* START Exercise data *
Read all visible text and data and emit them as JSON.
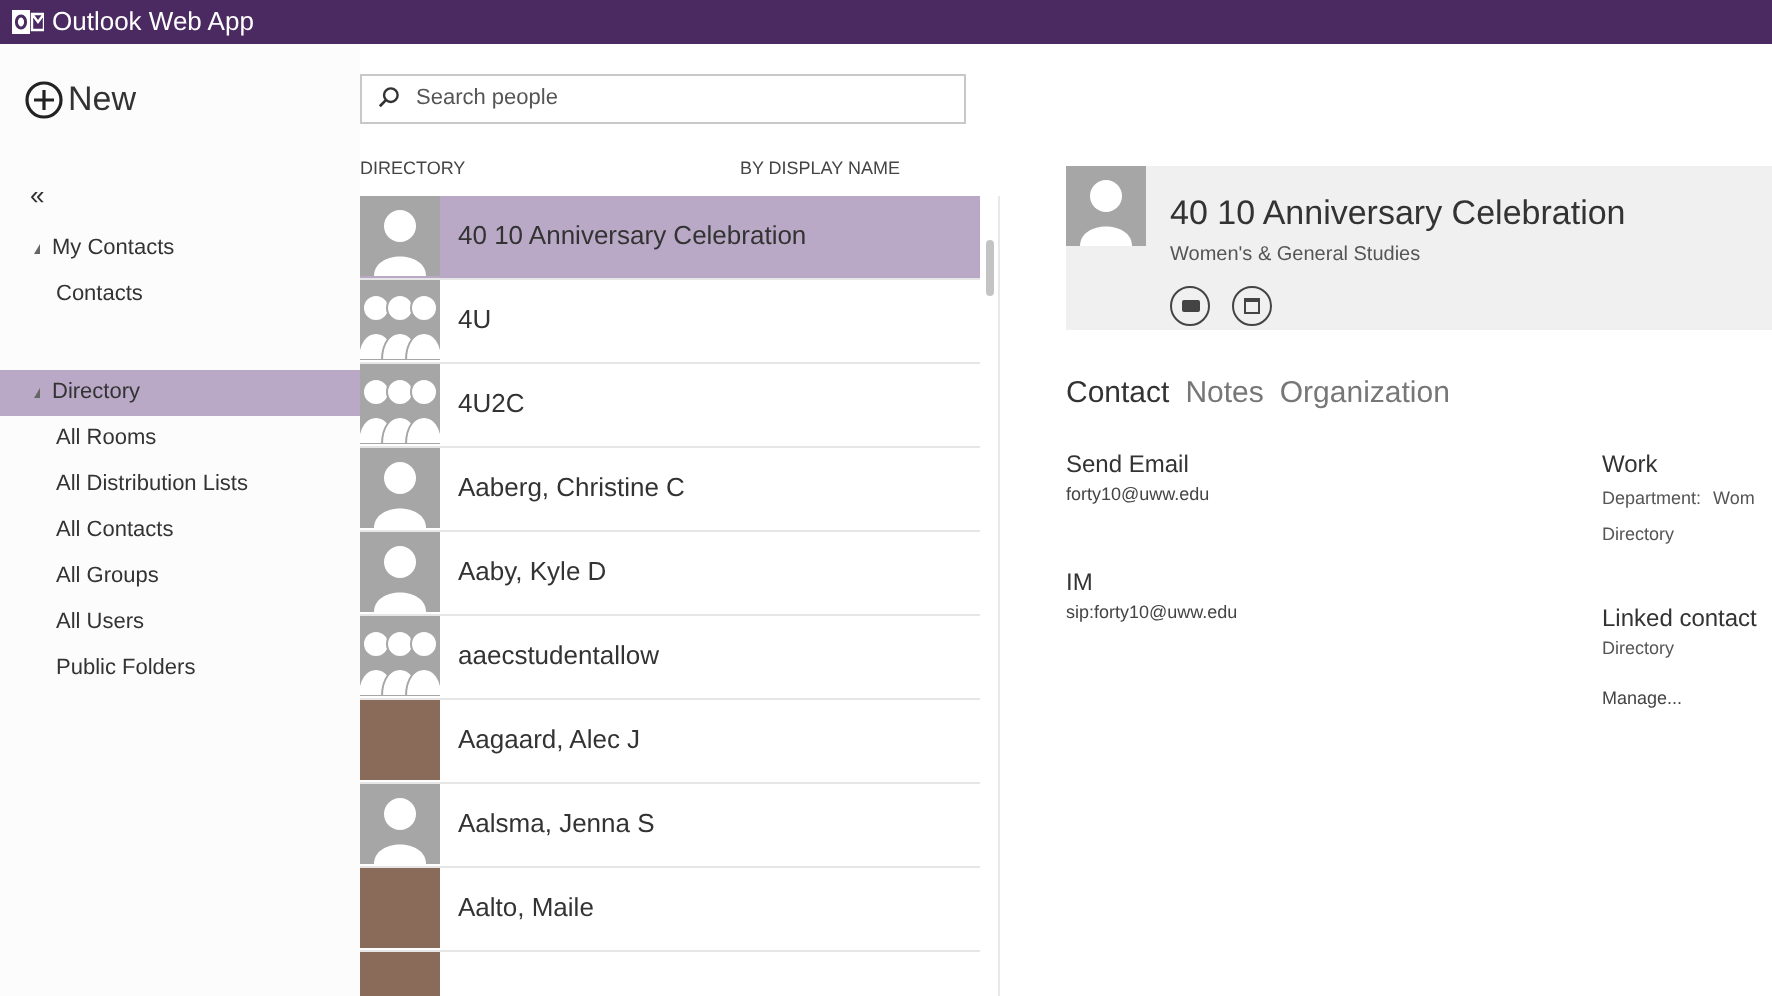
{
  "app_bar": {
    "title": "Outlook Web App"
  },
  "new_button": {
    "label": "New"
  },
  "search": {
    "placeholder": "Search people"
  },
  "sidebar": {
    "collapse": "«",
    "items": [
      {
        "label": "My Contacts",
        "kind": "header",
        "selected": false,
        "expanded": true
      },
      {
        "label": "Contacts",
        "kind": "item",
        "selected": false
      },
      {
        "label": "Directory",
        "kind": "header",
        "selected": true,
        "expanded": true
      },
      {
        "label": "All Rooms",
        "kind": "item",
        "selected": false
      },
      {
        "label": "All Distribution Lists",
        "kind": "item",
        "selected": false
      },
      {
        "label": "All Contacts",
        "kind": "item",
        "selected": false
      },
      {
        "label": "All Groups",
        "kind": "item",
        "selected": false
      },
      {
        "label": "All Users",
        "kind": "item",
        "selected": false
      },
      {
        "label": "Public Folders",
        "kind": "item",
        "selected": false
      }
    ]
  },
  "list": {
    "heading": "DIRECTORY",
    "sort": "BY DISPLAY NAME",
    "rows": [
      {
        "name": "40 10 Anniversary Celebration",
        "kind": "person",
        "selected": true
      },
      {
        "name": "4U",
        "kind": "group",
        "selected": false
      },
      {
        "name": "4U2C",
        "kind": "group",
        "selected": false
      },
      {
        "name": "Aaberg, Christine C",
        "kind": "person",
        "selected": false
      },
      {
        "name": "Aaby, Kyle D",
        "kind": "person",
        "selected": false
      },
      {
        "name": "aaecstudentallow",
        "kind": "group",
        "selected": false
      },
      {
        "name": "Aagaard, Alec J",
        "kind": "photo",
        "selected": false
      },
      {
        "name": "Aalsma, Jenna S",
        "kind": "person",
        "selected": false
      },
      {
        "name": "Aalto, Maile",
        "kind": "photo",
        "selected": false
      },
      {
        "kind": "photo",
        "selected": false
      }
    ]
  },
  "detail": {
    "name": "40 10 Anniversary Celebration",
    "subtitle": "Women's & General Studies",
    "tabs": [
      {
        "label": "Contact",
        "selected": true
      },
      {
        "label": "Notes",
        "selected": false
      },
      {
        "label": "Organization",
        "selected": false
      }
    ],
    "left": [
      {
        "title": "Send Email",
        "value": "forty10@uww.edu"
      },
      {
        "title": "IM",
        "value": "sip:forty10@uww.edu"
      }
    ],
    "work": {
      "title": "Work",
      "label": "Department:",
      "value": "Wom",
      "source": "Directory"
    },
    "linked": {
      "title": "Linked contact",
      "source": "Directory",
      "action": "Manage..."
    }
  }
}
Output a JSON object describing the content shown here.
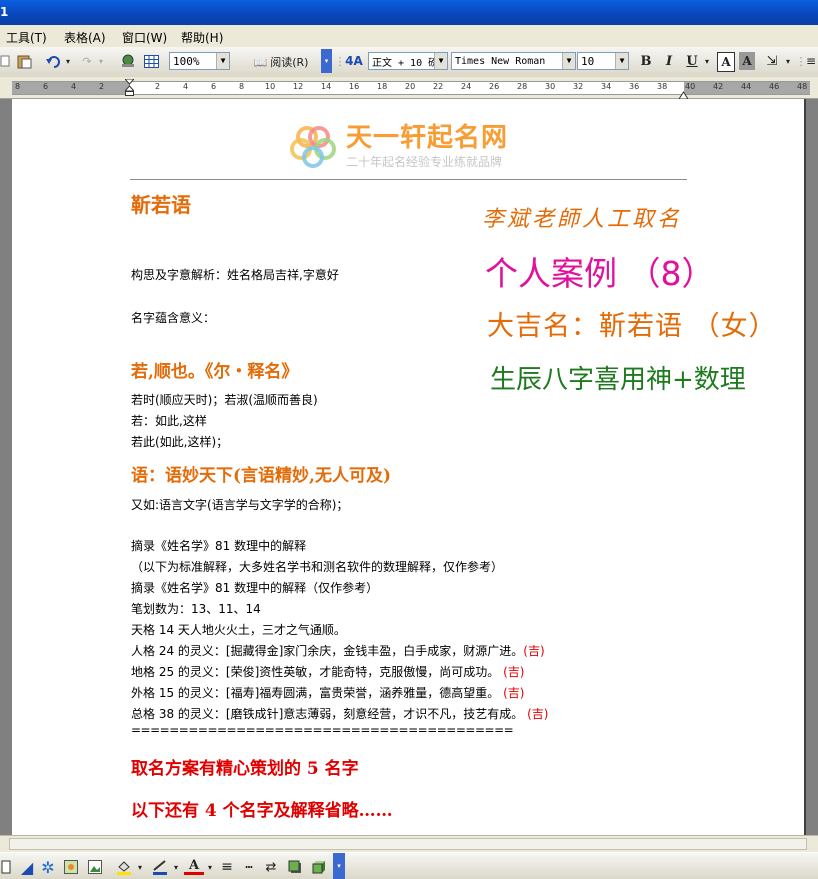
{
  "menu": {
    "items": [
      "工具(T)",
      "表格(A)",
      "窗口(W)",
      "帮助(H)"
    ]
  },
  "toolbar": {
    "zoom": "100%",
    "read_label": "阅读(R)",
    "style": "正文 + 10 磅",
    "font": "Times New Roman",
    "size": "10",
    "bold": "B",
    "italic": "I",
    "underline": "U",
    "char_border": "A",
    "char_shade": "A"
  },
  "ruler": {
    "ticks": [
      "8",
      "6",
      "4",
      "2",
      "2",
      "4",
      "6",
      "8",
      "10",
      "12",
      "14",
      "16",
      "18",
      "20",
      "22",
      "24",
      "26",
      "28",
      "30",
      "32",
      "34",
      "36",
      "38",
      "40",
      "42",
      "44",
      "46",
      "48"
    ]
  },
  "logo": {
    "name": "天一轩起名网",
    "tagline": "二十年起名经验专业练就品牌"
  },
  "doc": {
    "name_title": "靳若语",
    "teacher": "李斌老師人工取名",
    "case": "个人案例 （8）",
    "result": "大吉名：靳若语 （女）",
    "method": "生辰八字喜用神+数理",
    "intro1": "构思及字意解析：姓名格局吉祥,字意好",
    "intro2": "名字蕴含意义：",
    "ruo_heading": "若,顺也。《尔・释名》",
    "ruo_lines": [
      "若时(顺应天时)；若淑(温顺而善良)",
      "若：如此,这样",
      "若此(如此,这样)；"
    ],
    "yu_heading": "语：语妙天下(言语精妙,无人可及)",
    "yu_line": "又如:语言文字(语言学与文字学的合称)；",
    "shuli_lines": [
      "摘录《姓名学》81 数理中的解释",
      "（以下为标准解释，大多姓名学书和测名软件的数理解释，仅作参考）",
      "摘录《姓名学》81 数理中的解释（仅作参考）",
      "笔划数为：13、11、14",
      "天格 14 天人地火火土，三才之气通顺。"
    ],
    "ge_lines": [
      {
        "text": "人格 24 的灵义：[掘藏得金]家门余庆，金钱丰盈，白手成家，财源广进。",
        "ji": "(吉)"
      },
      {
        "text": "地格 25 的灵义：[荣俊]资性英敏，才能奇特，克服傲慢，尚可成功。",
        "ji": " (吉)"
      },
      {
        "text": "外格 15 的灵义：[福寿]福寿圆满，富贵荣誉，涵养雅量，德高望重。",
        "ji": " (吉)"
      },
      {
        "text": "总格 38 的灵义：[磨铁成针]意志薄弱，刻意经营，才识不凡，技艺有成。",
        "ji": " (吉)"
      }
    ],
    "separator": "========================================",
    "plan": "取名方案有精心策划的 5 名字",
    "more": "以下还有 4 个名字及解释省略……"
  },
  "colors": {
    "accent_orange": "#e36c09",
    "magenta": "#e0119c",
    "green": "#1f7a1f",
    "red": "#e00000",
    "logo_orange": "#f7931e"
  }
}
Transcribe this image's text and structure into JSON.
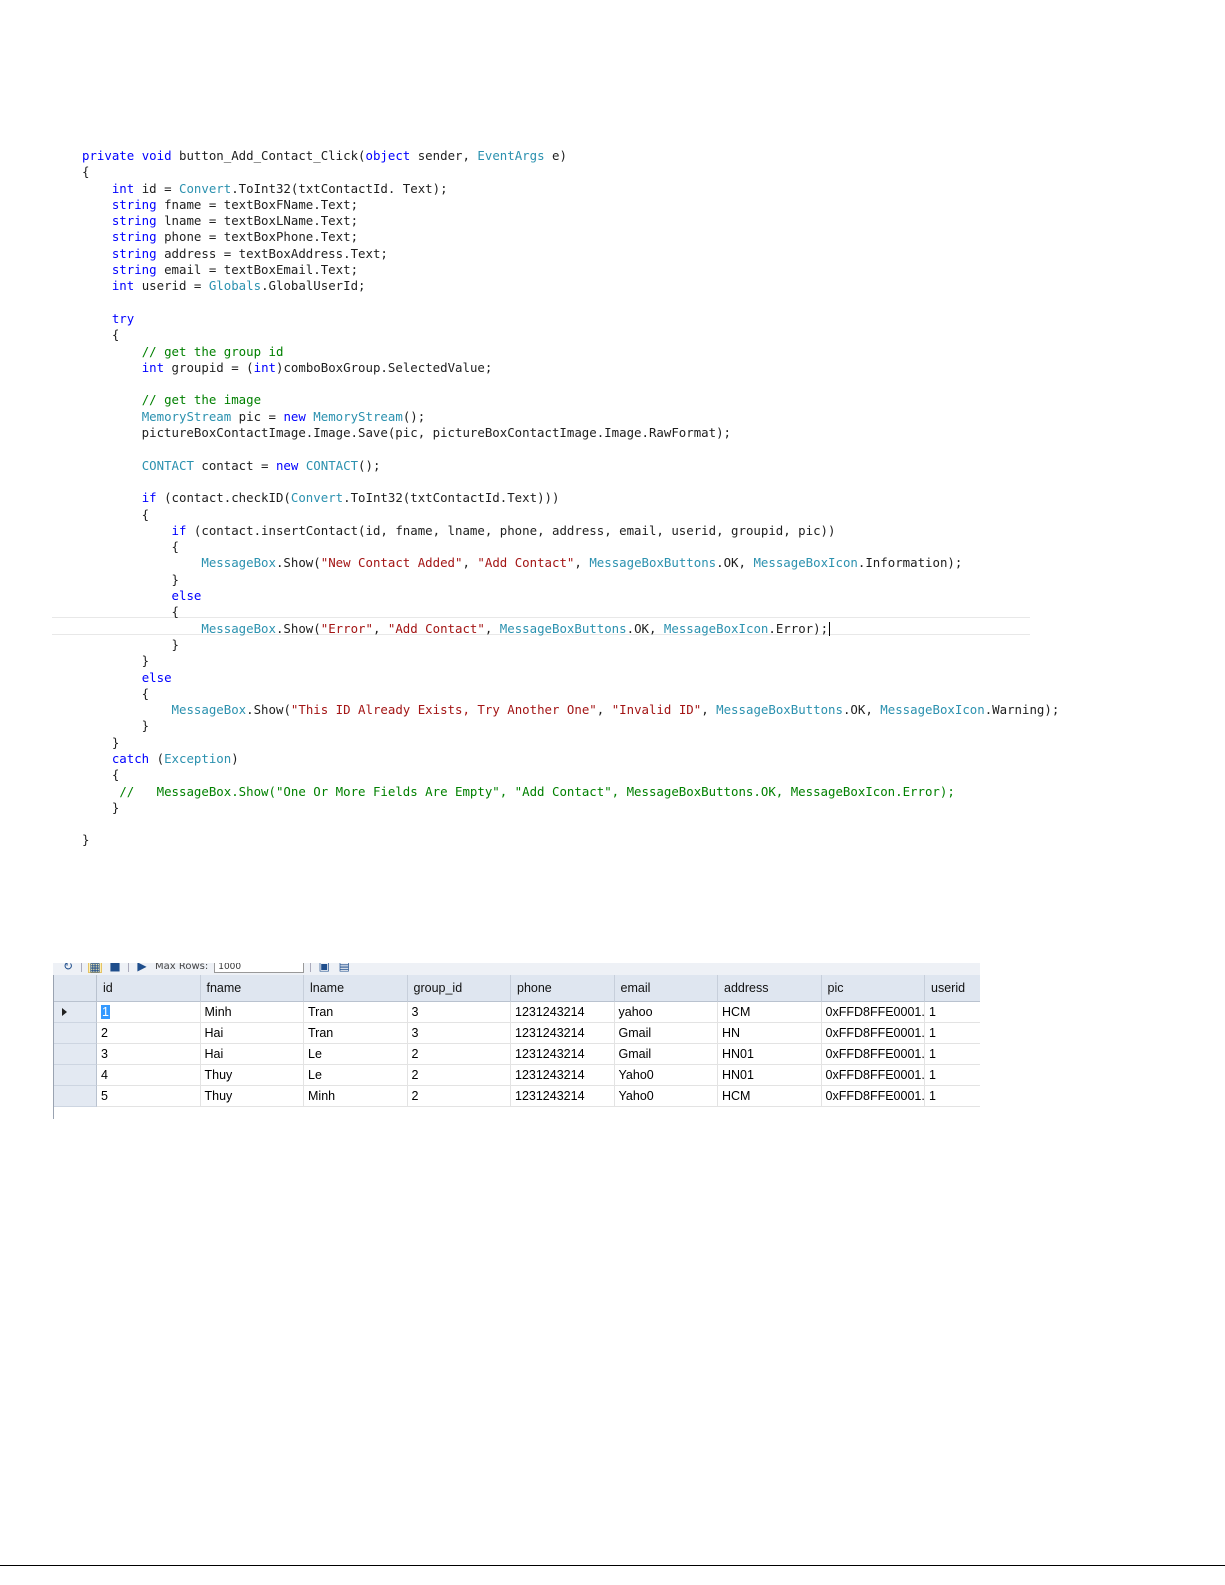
* END Exercise data *
→ **Your task**
Extract every line from the records above that contains the word "Celebration".

→ **Full answer**
        "name": "40 10 Anniversary Celebration",
    "name": "40 10 Anniversary Celebration",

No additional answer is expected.